— BEGIN SUPPLIED DATA —
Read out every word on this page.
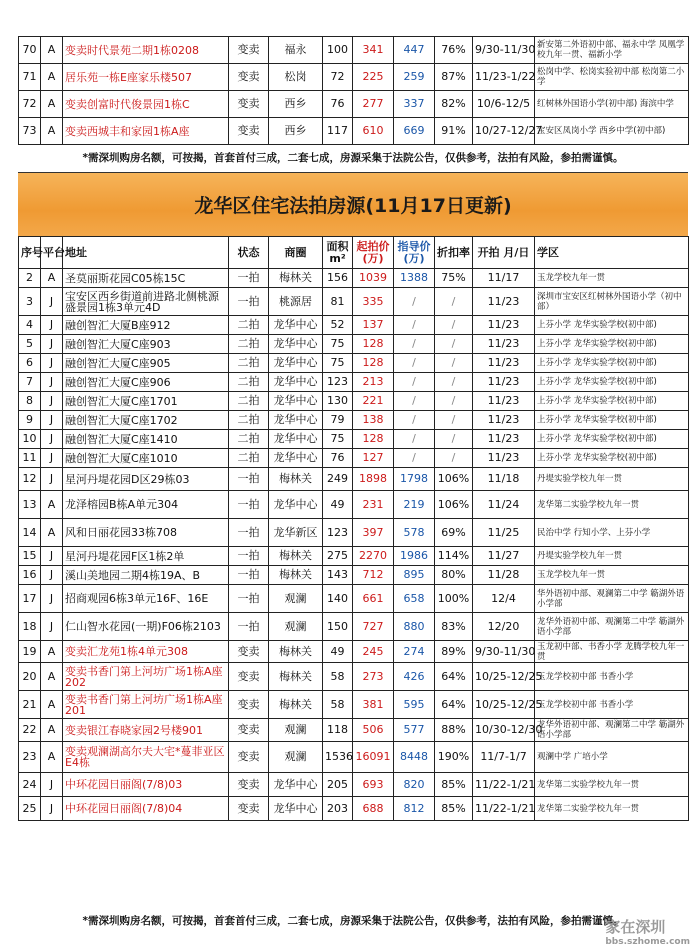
70	A	变卖时代景苑二期1栋0208	变卖	福永	100	341	447	76%	9/30-11/30	新安第二外语初中部、福永中学 凤凰学校九年一贯、福新小学
71	A	居乐苑一栋E座家乐楼507	变卖	松岗	72	225	259	87%	11/23-1/22	松岗中学、松岗实验初中部 松岗第二小学
72	A	变卖创富时代俊景园1栋C	变卖	西乡	76	277	337	82%	10/6-12/5	红树林外国语小学(初中部) 海滨中学
73	A	变卖西城丰和家园1栋A座	变卖	西乡	117	610	669	91%	10/27-12/27	宝安区凤岗小学 西乡中学(初中部)
*需深圳购房名额，可按揭，首套首付三成，二套七成，房源采集于法院公告，仅供参考，法拍有风险，参拍需谨慎。
龙华区住宅法拍房源(11月17日更新)
序号	平台	地址	状态	商圈	面积m²	起拍价(万)	指导价(万)	折扣率	开拍 月/日	学区
2	A	圣莫丽斯花园C05栋15C	一拍	梅林关	156	1039	1388	75%	11/17	玉龙学校九年一贯
3	J	宝安区西乡街道前进路北侧桃源盛景园1栋3单元4D	一拍	桃源居	81	335	/	/	11/23	深圳市宝安区红树林外国语小学（初中部）
4	J	融创智汇大厦B座912	二拍	龙华中心	52	137	/	/	11/23	上芬小学 龙华实验学校(初中部)
5	J	融创智汇大厦C座903	二拍	龙华中心	75	128	/	/	11/23	上芬小学 龙华实验学校(初中部)
6	J	融创智汇大厦C座905	二拍	龙华中心	75	128	/	/	11/23	上芬小学 龙华实验学校(初中部)
7	J	融创智汇大厦C座906	二拍	龙华中心	123	213	/	/	11/23	上芬小学 龙华实验学校(初中部)
8	J	融创智汇大厦C座1701	二拍	龙华中心	130	221	/	/	11/23	上芬小学 龙华实验学校(初中部)
9	J	融创智汇大厦C座1702	二拍	龙华中心	79	138	/	/	11/23	上芬小学 龙华实验学校(初中部)
10	J	融创智汇大厦C座1410	二拍	龙华中心	75	128	/	/	11/23	上芬小学 龙华实验学校(初中部)
11	J	融创智汇大厦C座1010	二拍	龙华中心	76	127	/	/	11/23	上芬小学 龙华实验学校(初中部)
12	J	星河丹堤花园D区29栋03	一拍	梅林关	249	1898	1798	106%	11/18	丹堤实验学校九年一贯
13	A	龙泽榕园B栋A单元304	一拍	龙华中心	49	231	219	106%	11/24	龙华第二实验学校九年一贯
14	A	风和日丽花园33栋708	一拍	龙华新区	123	397	578	69%	11/25	民治中学 行知小学、上芬小学
15	J	星河丹堤花园F区1栋2单	一拍	梅林关	275	2270	1986	114%	11/27	丹堤实验学校九年一贯
16	J	溪山美地园二期4栋19A、B	一拍	梅林关	143	712	895	80%	11/28	玉龙学校九年一贯
17	J	招商观园6栋3单元16F、16E	一拍	观澜	140	661	658	100%	12/4	华外语初中部、观澜第二中学 簕湖外语小学部
18	J	仁山智水花园(一期)F06栋2103	一拍	观澜	150	727	880	83%	12/20	龙华外语初中部、观澜第二中学 簕湖外语小学部
19	A	变卖汇龙苑1栋4单元308	变卖	梅林关	49	245	274	89%	9/30-11/30	玉龙初中部、书香小学 龙腾学校九年一贯
20	A	变卖书香门第上河坊广场1栋A座202	变卖	梅林关	58	273	426	64%	10/25-12/25	玉龙学校初中部 书香小学
21	A	变卖书香门第上河坊广场1栋A座201	变卖	梅林关	58	381	595	64%	10/25-12/25	玉龙学校初中部 书香小学
22	A	变卖银江春晓家园2号楼901	变卖	观澜	118	506	577	88%	10/30-12/30	龙华外语初中部、观澜第二中学 簕湖外语小学部
23	A	变卖观澜湖高尔夫大宅*蔓菲亚区E4栋	变卖	观澜	1536	16091	8448	190%	11/7-1/7	观澜中学 广培小学
24	J	中环花园日丽阁(7/8)03	变卖	龙华中心	205	693	820	85%	11/22-1/21	龙华第二实验学校九年一贯
25	J	中环花园日丽阁(7/8)04	变卖	龙华中心	203	688	812	85%	11/22-1/21	龙华第二实验学校九年一贯
*需深圳购房名额，可按揭，首套首付三成，二套七成，房源采集于法院公告，仅供参考，法拍有风险，参拍需谨慎。
家在深圳
bbs.szhome.com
— END SUPPLIED DATA —
__WORK TO BE COMPLETED__
Copy every line above word for word and exclude the pictures.

__THE OUTPUT__
Read out every word on this page.
70	A	变卖时代景苑二期1栋0208	变卖	福永	100	341	447	76%	9/30-11/30	新安第二外语初中部、福永中学 凤凰学校九年一贯、福新小学
71	A	居乐苑一栋E座家乐楼507	变卖	松岗	72	225	259	87%	11/23-1/22	松岗中学、松岗实验初中部 松岗第二小学
72	A	变卖创富时代俊景园1栋C	变卖	西乡	76	277	337	82%	10/6-12/5	红树林外国语小学(初中部) 海滨中学
73	A	变卖西城丰和家园1栋A座	变卖	西乡	117	610	669	91%	10/27-12/27	宝安区凤岗小学 西乡中学(初中部)
*需深圳购房名额，可按揭，首套首付三成，二套七成，房源采集于法院公告，仅供参考，法拍有风险，参拍需谨慎。
龙华区住宅法拍房源(11月17日更新)
序号	平台	地址	状态	商圈	面积m²	起拍价(万)	指导价(万)	折扣率	开拍 月/日	学区
2	A	圣莫丽斯花园C05栋15C	一拍	梅林关	156	1039	1388	75%	11/17	玉龙学校九年一贯
3	J	宝安区西乡街道前进路北侧桃源盛景园1栋3单元4D	一拍	桃源居	81	335	/	/	11/23	深圳市宝安区红树林外国语小学（初中部）
4	J	融创智汇大厦B座912	二拍	龙华中心	52	137	/	/	11/23	上芬小学 龙华实验学校(初中部)
5	J	融创智汇大厦C座903	二拍	龙华中心	75	128	/	/	11/23	上芬小学 龙华实验学校(初中部)
6	J	融创智汇大厦C座905	二拍	龙华中心	75	128	/	/	11/23	上芬小学 龙华实验学校(初中部)
7	J	融创智汇大厦C座906	二拍	龙华中心	123	213	/	/	11/23	上芬小学 龙华实验学校(初中部)
8	J	融创智汇大厦C座1701	二拍	龙华中心	130	221	/	/	11/23	上芬小学 龙华实验学校(初中部)
9	J	融创智汇大厦C座1702	二拍	龙华中心	79	138	/	/	11/23	上芬小学 龙华实验学校(初中部)
10	J	融创智汇大厦C座1410	二拍	龙华中心	75	128	/	/	11/23	上芬小学 龙华实验学校(初中部)
11	J	融创智汇大厦C座1010	二拍	龙华中心	76	127	/	/	11/23	上芬小学 龙华实验学校(初中部)
12	J	星河丹堤花园D区29栋03	一拍	梅林关	249	1898	1798	106%	11/18	丹堤实验学校九年一贯
13	A	龙泽榕园B栋A单元304	一拍	龙华中心	49	231	219	106%	11/24	龙华第二实验学校九年一贯
14	A	风和日丽花园33栋708	一拍	龙华新区	123	397	578	69%	11/25	民治中学 行知小学、上芬小学
15	J	星河丹堤花园F区1栋2单	一拍	梅林关	275	2270	1986	114%	11/27	丹堤实验学校九年一贯
16	J	溪山美地园二期4栋19A、B	一拍	梅林关	143	712	895	80%	11/28	玉龙学校九年一贯
17	J	招商观园6栋3单元16F、16E	一拍	观澜	140	661	658	100%	12/4	华外语初中部、观澜第二中学 簕湖外语小学部
18	J	仁山智水花园(一期)F06栋2103	一拍	观澜	150	727	880	83%	12/20	龙华外语初中部、观澜第二中学 簕湖外语小学部
19	A	变卖汇龙苑1栋4单元308	变卖	梅林关	49	245	274	89%	9/30-11/30	玉龙初中部、书香小学 龙腾学校九年一贯
20	A	变卖书香门第上河坊广场1栋A座202	变卖	梅林关	58	273	426	64%	10/25-12/25	玉龙学校初中部 书香小学
21	A	变卖书香门第上河坊广场1栋A座201	变卖	梅林关	58	381	595	64%	10/25-12/25	玉龙学校初中部 书香小学
22	A	变卖银江春晓家园2号楼901	变卖	观澜	118	506	577	88%	10/30-12/30	龙华外语初中部、观澜第二中学 簕湖外语小学部
23	A	变卖观澜湖高尔夫大宅*蔓菲亚区E4栋	变卖	观澜	1536	16091	8448	190%	11/7-1/7	观澜中学 广培小学
24	J	中环花园日丽阁(7/8)03	变卖	龙华中心	205	693	820	85%	11/22-1/21	龙华第二实验学校九年一贯
25	J	中环花园日丽阁(7/8)04	变卖	龙华中心	203	688	812	85%	11/22-1/21	龙华第二实验学校九年一贯
*需深圳购房名额，可按揭，首套首付三成，二套七成，房源采集于法院公告，仅供参考，法拍有风险，参拍需谨慎。
家在深圳
bbs.szhome.com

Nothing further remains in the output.